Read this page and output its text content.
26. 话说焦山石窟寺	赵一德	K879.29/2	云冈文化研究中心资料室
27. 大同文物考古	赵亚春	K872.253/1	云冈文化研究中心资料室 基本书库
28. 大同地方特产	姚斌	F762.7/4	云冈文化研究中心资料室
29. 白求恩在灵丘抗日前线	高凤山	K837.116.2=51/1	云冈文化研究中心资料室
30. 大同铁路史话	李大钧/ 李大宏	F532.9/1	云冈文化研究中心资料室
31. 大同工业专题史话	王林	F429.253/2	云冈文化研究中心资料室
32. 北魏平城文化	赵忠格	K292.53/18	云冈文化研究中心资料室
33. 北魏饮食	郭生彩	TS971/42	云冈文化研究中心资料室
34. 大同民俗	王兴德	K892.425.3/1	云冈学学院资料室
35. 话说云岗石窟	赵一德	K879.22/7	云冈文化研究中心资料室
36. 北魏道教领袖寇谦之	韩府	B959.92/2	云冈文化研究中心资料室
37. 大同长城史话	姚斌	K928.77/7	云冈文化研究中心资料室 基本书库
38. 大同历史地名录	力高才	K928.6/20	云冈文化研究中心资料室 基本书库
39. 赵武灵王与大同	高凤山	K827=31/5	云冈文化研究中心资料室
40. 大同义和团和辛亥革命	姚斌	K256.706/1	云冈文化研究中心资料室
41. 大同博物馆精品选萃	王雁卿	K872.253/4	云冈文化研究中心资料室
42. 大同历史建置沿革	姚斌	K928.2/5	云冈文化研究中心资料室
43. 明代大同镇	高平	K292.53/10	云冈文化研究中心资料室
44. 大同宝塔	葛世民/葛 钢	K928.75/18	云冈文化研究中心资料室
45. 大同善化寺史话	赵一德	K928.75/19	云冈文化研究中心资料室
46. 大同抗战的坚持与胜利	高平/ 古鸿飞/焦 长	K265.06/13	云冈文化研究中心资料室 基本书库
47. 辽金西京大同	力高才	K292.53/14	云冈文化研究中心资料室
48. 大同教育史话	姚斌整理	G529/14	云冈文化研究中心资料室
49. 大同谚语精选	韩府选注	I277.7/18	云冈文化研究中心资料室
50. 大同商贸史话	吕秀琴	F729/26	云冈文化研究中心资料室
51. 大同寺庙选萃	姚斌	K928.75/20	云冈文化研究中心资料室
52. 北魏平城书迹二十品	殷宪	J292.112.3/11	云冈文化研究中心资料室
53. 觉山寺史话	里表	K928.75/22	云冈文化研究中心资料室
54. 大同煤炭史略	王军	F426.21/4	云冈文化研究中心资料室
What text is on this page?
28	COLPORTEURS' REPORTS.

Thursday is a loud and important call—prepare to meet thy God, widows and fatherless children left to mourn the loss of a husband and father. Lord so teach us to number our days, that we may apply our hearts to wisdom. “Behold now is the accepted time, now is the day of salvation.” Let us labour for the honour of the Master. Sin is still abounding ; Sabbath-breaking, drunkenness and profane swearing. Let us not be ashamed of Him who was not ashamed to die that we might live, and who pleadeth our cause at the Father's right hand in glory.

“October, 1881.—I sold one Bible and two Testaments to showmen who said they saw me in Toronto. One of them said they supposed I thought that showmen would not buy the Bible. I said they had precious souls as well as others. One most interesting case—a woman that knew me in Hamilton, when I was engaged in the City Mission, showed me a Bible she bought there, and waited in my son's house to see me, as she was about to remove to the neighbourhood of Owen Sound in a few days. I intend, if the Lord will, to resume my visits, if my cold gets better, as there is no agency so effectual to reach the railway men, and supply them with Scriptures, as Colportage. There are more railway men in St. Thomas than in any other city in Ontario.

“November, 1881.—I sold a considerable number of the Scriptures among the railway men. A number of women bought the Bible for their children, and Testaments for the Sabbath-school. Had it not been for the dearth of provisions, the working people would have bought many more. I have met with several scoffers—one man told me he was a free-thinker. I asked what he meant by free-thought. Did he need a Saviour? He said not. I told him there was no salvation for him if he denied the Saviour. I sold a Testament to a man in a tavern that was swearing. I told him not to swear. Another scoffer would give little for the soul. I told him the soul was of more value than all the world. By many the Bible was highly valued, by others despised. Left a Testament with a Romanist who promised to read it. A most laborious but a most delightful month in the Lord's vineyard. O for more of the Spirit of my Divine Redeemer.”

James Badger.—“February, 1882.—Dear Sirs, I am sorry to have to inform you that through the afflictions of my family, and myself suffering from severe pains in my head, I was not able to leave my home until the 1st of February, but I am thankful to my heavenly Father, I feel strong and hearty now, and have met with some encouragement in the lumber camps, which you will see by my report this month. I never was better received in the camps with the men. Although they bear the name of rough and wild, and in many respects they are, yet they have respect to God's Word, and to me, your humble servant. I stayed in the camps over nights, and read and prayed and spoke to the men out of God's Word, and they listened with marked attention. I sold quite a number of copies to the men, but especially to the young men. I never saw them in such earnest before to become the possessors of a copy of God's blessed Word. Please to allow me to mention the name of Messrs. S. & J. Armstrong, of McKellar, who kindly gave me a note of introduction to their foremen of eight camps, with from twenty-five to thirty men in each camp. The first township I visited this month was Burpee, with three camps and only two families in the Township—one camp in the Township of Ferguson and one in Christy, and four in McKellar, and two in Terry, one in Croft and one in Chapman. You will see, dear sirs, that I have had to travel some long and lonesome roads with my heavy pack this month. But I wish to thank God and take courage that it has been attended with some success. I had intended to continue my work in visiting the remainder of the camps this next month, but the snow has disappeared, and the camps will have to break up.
-.-.-
## DIRECTIVE
Reproduce each line of the material above precisely.

## RESPONSE TO THIS TASK
Read this page and output its text content.
26. 话说焦山石窟寺	赵一德	K879.29/2	云冈文化研究中心资料室
27. 大同文物考古	赵亚春	K872.253/1	云冈文化研究中心资料室 基本书库
28. 大同地方特产	姚斌	F762.7/4	云冈文化研究中心资料室
29. 白求恩在灵丘抗日前线	高凤山	K837.116.2=51/1	云冈文化研究中心资料室
30. 大同铁路史话	李大钧/ 李大宏	F532.9/1	云冈文化研究中心资料室
31. 大同工业专题史话	王林	F429.253/2	云冈文化研究中心资料室
32. 北魏平城文化	赵忠格	K292.53/18	云冈文化研究中心资料室
33. 北魏饮食	郭生彩	TS971/42	云冈文化研究中心资料室
34. 大同民俗	王兴德	K892.425.3/1	云冈学学院资料室
35. 话说云岗石窟	赵一德	K879.22/7	云冈文化研究中心资料室
36. 北魏道教领袖寇谦之	韩府	B959.92/2	云冈文化研究中心资料室
37. 大同长城史话	姚斌	K928.77/7	云冈文化研究中心资料室 基本书库
38. 大同历史地名录	力高才	K928.6/20	云冈文化研究中心资料室 基本书库
39. 赵武灵王与大同	高凤山	K827=31/5	云冈文化研究中心资料室
40. 大同义和团和辛亥革命	姚斌	K256.706/1	云冈文化研究中心资料室
41. 大同博物馆精品选萃	王雁卿	K872.253/4	云冈文化研究中心资料室
42. 大同历史建置沿革	姚斌	K928.2/5	云冈文化研究中心资料室
43. 明代大同镇	高平	K292.53/10	云冈文化研究中心资料室
44. 大同宝塔	葛世民/葛 钢	K928.75/18	云冈文化研究中心资料室
45. 大同善化寺史话	赵一德	K928.75/19	云冈文化研究中心资料室
46. 大同抗战的坚持与胜利	高平/ 古鸿飞/焦 长	K265.06/13	云冈文化研究中心资料室 基本书库
47. 辽金西京大同	力高才	K292.53/14	云冈文化研究中心资料室
48. 大同教育史话	姚斌整理	G529/14	云冈文化研究中心资料室
49. 大同谚语精选	韩府选注	I277.7/18	云冈文化研究中心资料室
50. 大同商贸史话	吕秀琴	F729/26	云冈文化研究中心资料室
51. 大同寺庙选萃	姚斌	K928.75/20	云冈文化研究中心资料室
52. 北魏平城书迹二十品	殷宪	J292.112.3/11	云冈文化研究中心资料室
53. 觉山寺史话	里表	K928.75/22	云冈文化研究中心资料室
54. 大同煤炭史略	王军	F426.21/4	云冈文化研究中心资料室
What text is on this page?
28	COLPORTEURS' REPORTS.

Thursday is a loud and important call—prepare to meet thy God, widows and fatherless children left to mourn the loss of a husband and father. Lord so teach us to number our days, that we may apply our hearts to wisdom. “Behold now is the accepted time, now is the day of salvation.” Let us labour for the honour of the Master. Sin is still abounding ; Sabbath-breaking, drunkenness and profane swearing. Let us not be ashamed of Him who was not ashamed to die that we might live, and who pleadeth our cause at the Father's right hand in glory.

“October, 1881.—I sold one Bible and two Testaments to showmen who said they saw me in Toronto. One of them said they supposed I thought that showmen would not buy the Bible. I said they had precious souls as well as others. One most interesting case—a woman that knew me in Hamilton, when I was engaged in the City Mission, showed me a Bible she bought there, and waited in my son's house to see me, as she was about to remove to the neighbourhood of Owen Sound in a few days. I intend, if the Lord will, to resume my visits, if my cold gets better, as there is no agency so effectual to reach the railway men, and supply them with Scriptures, as Colportage. There are more railway men in St. Thomas than in any other city in Ontario.

“November, 1881.—I sold a considerable number of the Scriptures among the railway men. A number of women bought the Bible for their children, and Testaments for the Sabbath-school. Had it not been for the dearth of provisions, the working people would have bought many more. I have met with several scoffers—one man told me he was a free-thinker. I asked what he meant by free-thought. Did he need a Saviour? He said not. I told him there was no salvation for him if he denied the Saviour. I sold a Testament to a man in a tavern that was swearing. I told him not to swear. Another scoffer would give little for the soul. I told him the soul was of more value than all the world. By many the Bible was highly valued, by others despised. Left a Testament with a Romanist who promised to read it. A most laborious but a most delightful month in the Lord's vineyard. O for more of the Spirit of my Divine Redeemer.”

James Badger.—“February, 1882.—Dear Sirs, I am sorry to have to inform you that through the afflictions of my family, and myself suffering from severe pains in my head, I was not able to leave my home until the 1st of February, but I am thankful to my heavenly Father, I feel strong and hearty now, and have met with some encouragement in the lumber camps, which you will see by my report this month. I never was better received in the camps with the men. Although they bear the name of rough and wild, and in many respects they are, yet they have respect to God's Word, and to me, your humble servant. I stayed in the camps over nights, and read and prayed and spoke to the men out of God's Word, and they listened with marked attention. I sold quite a number of copies to the men, but especially to the young men. I never saw them in such earnest before to become the possessors of a copy of God's blessed Word. Please to allow me to mention the name of Messrs. S. & J. Armstrong, of McKellar, who kindly gave me a note of introduction to their foremen of eight camps, with from twenty-five to thirty men in each camp. The first township I visited this month was Burpee, with three camps and only two families in the Township—one camp in the Township of Ferguson and one in Christy, and four in McKellar, and two in Terry, one in Croft and one in Chapman. You will see, dear sirs, that I have had to travel some long and lonesome roads with my heavy pack this month. But I wish to thank God and take courage that it has been attended with some success. I had intended to continue my work in visiting the remainder of the camps this next month, but the snow has disappeared, and the camps will have to break up.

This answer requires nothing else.